Objective
Write each line out again exactly as written.

(begin)

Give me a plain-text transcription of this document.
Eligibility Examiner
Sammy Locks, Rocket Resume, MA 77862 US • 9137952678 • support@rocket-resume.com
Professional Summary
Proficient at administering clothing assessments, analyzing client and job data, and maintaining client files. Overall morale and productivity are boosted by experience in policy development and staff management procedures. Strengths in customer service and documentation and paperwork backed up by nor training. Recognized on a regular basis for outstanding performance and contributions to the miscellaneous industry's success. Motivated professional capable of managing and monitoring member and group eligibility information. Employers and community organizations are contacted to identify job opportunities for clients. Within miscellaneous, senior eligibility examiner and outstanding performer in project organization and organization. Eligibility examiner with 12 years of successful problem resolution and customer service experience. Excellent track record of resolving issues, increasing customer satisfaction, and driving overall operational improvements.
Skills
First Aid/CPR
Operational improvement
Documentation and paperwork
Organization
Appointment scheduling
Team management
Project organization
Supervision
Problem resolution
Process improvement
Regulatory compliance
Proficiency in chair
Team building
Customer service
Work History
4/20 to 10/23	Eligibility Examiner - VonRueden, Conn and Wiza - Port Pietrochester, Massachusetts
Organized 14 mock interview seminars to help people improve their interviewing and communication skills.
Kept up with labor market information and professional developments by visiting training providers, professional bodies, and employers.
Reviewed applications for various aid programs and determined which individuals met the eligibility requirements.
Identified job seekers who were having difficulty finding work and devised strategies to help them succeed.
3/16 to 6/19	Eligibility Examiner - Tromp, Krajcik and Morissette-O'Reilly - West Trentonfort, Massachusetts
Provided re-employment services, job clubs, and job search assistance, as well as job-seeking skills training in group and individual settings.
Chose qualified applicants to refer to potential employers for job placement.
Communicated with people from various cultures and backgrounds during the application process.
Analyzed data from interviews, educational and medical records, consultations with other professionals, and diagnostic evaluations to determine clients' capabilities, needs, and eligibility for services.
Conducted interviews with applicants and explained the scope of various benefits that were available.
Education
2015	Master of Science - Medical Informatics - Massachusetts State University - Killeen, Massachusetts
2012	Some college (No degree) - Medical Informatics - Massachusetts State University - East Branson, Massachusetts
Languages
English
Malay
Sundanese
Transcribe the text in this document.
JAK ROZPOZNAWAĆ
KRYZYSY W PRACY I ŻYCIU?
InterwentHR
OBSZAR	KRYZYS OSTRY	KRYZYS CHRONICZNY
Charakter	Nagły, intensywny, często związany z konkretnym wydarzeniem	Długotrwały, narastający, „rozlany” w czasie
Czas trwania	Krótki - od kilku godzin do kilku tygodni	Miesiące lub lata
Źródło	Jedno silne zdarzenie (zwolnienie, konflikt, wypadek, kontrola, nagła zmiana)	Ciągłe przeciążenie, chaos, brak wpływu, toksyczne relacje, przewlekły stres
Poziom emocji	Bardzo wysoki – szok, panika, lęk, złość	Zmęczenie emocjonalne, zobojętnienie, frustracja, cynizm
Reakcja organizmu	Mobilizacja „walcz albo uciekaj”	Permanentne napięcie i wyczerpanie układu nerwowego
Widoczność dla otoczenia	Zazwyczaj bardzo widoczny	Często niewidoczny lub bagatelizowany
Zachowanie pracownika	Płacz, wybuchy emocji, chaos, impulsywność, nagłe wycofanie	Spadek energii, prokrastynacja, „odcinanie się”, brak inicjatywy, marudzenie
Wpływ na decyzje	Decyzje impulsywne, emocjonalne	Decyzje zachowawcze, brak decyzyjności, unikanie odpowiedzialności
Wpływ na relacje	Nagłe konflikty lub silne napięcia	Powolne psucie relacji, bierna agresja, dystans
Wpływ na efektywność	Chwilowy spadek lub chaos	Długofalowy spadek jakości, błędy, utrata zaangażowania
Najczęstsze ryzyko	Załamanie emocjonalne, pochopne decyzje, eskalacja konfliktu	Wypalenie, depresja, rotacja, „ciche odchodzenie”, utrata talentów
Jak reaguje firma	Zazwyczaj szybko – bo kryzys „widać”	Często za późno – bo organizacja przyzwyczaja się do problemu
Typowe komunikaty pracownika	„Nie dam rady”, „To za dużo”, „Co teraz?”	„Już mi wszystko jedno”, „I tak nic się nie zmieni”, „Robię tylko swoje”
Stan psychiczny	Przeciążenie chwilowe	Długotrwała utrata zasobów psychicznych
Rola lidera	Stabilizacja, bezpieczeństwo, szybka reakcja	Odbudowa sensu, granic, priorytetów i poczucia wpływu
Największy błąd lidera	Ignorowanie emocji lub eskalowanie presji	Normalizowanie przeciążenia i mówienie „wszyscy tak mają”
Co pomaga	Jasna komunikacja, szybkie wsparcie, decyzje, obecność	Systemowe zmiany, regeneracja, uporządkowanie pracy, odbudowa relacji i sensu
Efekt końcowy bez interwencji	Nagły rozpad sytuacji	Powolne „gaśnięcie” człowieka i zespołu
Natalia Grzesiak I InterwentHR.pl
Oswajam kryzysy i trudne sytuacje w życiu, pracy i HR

(end)

Worked solution
Give me a plain-text transcription of this document.
Eligibility Examiner
Sammy Locks, Rocket Resume, MA 77862 US • 9137952678 • support@rocket-resume.com
Professional Summary
Proficient at administering clothing assessments, analyzing client and job data, and maintaining client files. Overall morale and productivity are boosted by experience in policy development and staff management procedures. Strengths in customer service and documentation and paperwork backed up by nor training. Recognized on a regular basis for outstanding performance and contributions to the miscellaneous industry's success. Motivated professional capable of managing and monitoring member and group eligibility information. Employers and community organizations are contacted to identify job opportunities for clients. Within miscellaneous, senior eligibility examiner and outstanding performer in project organization and organization. Eligibility examiner with 12 years of successful problem resolution and customer service experience. Excellent track record of resolving issues, increasing customer satisfaction, and driving overall operational improvements.
Skills
First Aid/CPR
Operational improvement
Documentation and paperwork
Organization
Appointment scheduling
Team management
Project organization
Supervision
Problem resolution
Process improvement
Regulatory compliance
Proficiency in chair
Team building
Customer service
Work History
4/20 to 10/23	Eligibility Examiner - VonRueden, Conn and Wiza - Port Pietrochester, Massachusetts
Organized 14 mock interview seminars to help people improve their interviewing and communication skills.
Kept up with labor market information and professional developments by visiting training providers, professional bodies, and employers.
Reviewed applications for various aid programs and determined which individuals met the eligibility requirements.
Identified job seekers who were having difficulty finding work and devised strategies to help them succeed.
3/16 to 6/19	Eligibility Examiner - Tromp, Krajcik and Morissette-O'Reilly - West Trentonfort, Massachusetts
Provided re-employment services, job clubs, and job search assistance, as well as job-seeking skills training in group and individual settings.
Chose qualified applicants to refer to potential employers for job placement.
Communicated with people from various cultures and backgrounds during the application process.
Analyzed data from interviews, educational and medical records, consultations with other professionals, and diagnostic evaluations to determine clients' capabilities, needs, and eligibility for services.
Conducted interviews with applicants and explained the scope of various benefits that were available.
Education
2015	Master of Science - Medical Informatics - Massachusetts State University - Killeen, Massachusetts
2012	Some college (No degree) - Medical Informatics - Massachusetts State University - East Branson, Massachusetts
Languages
English
Malay
Sundanese
Transcribe the text in this document.
JAK ROZPOZNAWAĆ
KRYZYSY W PRACY I ŻYCIU?
InterwentHR
OBSZAR	KRYZYS OSTRY	KRYZYS CHRONICZNY
Charakter	Nagły, intensywny, często związany z konkretnym wydarzeniem	Długotrwały, narastający, „rozlany” w czasie
Czas trwania	Krótki - od kilku godzin do kilku tygodni	Miesiące lub lata
Źródło	Jedno silne zdarzenie (zwolnienie, konflikt, wypadek, kontrola, nagła zmiana)	Ciągłe przeciążenie, chaos, brak wpływu, toksyczne relacje, przewlekły stres
Poziom emocji	Bardzo wysoki – szok, panika, lęk, złość	Zmęczenie emocjonalne, zobojętnienie, frustracja, cynizm
Reakcja organizmu	Mobilizacja „walcz albo uciekaj”	Permanentne napięcie i wyczerpanie układu nerwowego
Widoczność dla otoczenia	Zazwyczaj bardzo widoczny	Często niewidoczny lub bagatelizowany
Zachowanie pracownika	Płacz, wybuchy emocji, chaos, impulsywność, nagłe wycofanie	Spadek energii, prokrastynacja, „odcinanie się”, brak inicjatywy, marudzenie
Wpływ na decyzje	Decyzje impulsywne, emocjonalne	Decyzje zachowawcze, brak decyzyjności, unikanie odpowiedzialności
Wpływ na relacje	Nagłe konflikty lub silne napięcia	Powolne psucie relacji, bierna agresja, dystans
Wpływ na efektywność	Chwilowy spadek lub chaos	Długofalowy spadek jakości, błędy, utrata zaangażowania
Najczęstsze ryzyko	Załamanie emocjonalne, pochopne decyzje, eskalacja konfliktu	Wypalenie, depresja, rotacja, „ciche odchodzenie”, utrata talentów
Jak reaguje firma	Zazwyczaj szybko – bo kryzys „widać”	Często za późno – bo organizacja przyzwyczaja się do problemu
Typowe komunikaty pracownika	„Nie dam rady”, „To za dużo”, „Co teraz?”	„Już mi wszystko jedno”, „I tak nic się nie zmieni”, „Robię tylko swoje”
Stan psychiczny	Przeciążenie chwilowe	Długotrwała utrata zasobów psychicznych
Rola lidera	Stabilizacja, bezpieczeństwo, szybka reakcja	Odbudowa sensu, granic, priorytetów i poczucia wpływu
Największy błąd lidera	Ignorowanie emocji lub eskalowanie presji	Normalizowanie przeciążenia i mówienie „wszyscy tak mają”
Co pomaga	Jasna komunikacja, szybkie wsparcie, decyzje, obecność	Systemowe zmiany, regeneracja, uporządkowanie pracy, odbudowa relacji i sensu
Efekt końcowy bez interwencji	Nagły rozpad sytuacji	Powolne „gaśnięcie” człowieka i zespołu
Natalia Grzesiak I InterwentHR.pl
Oswajam kryzysy i trudne sytuacje w życiu, pracy i HR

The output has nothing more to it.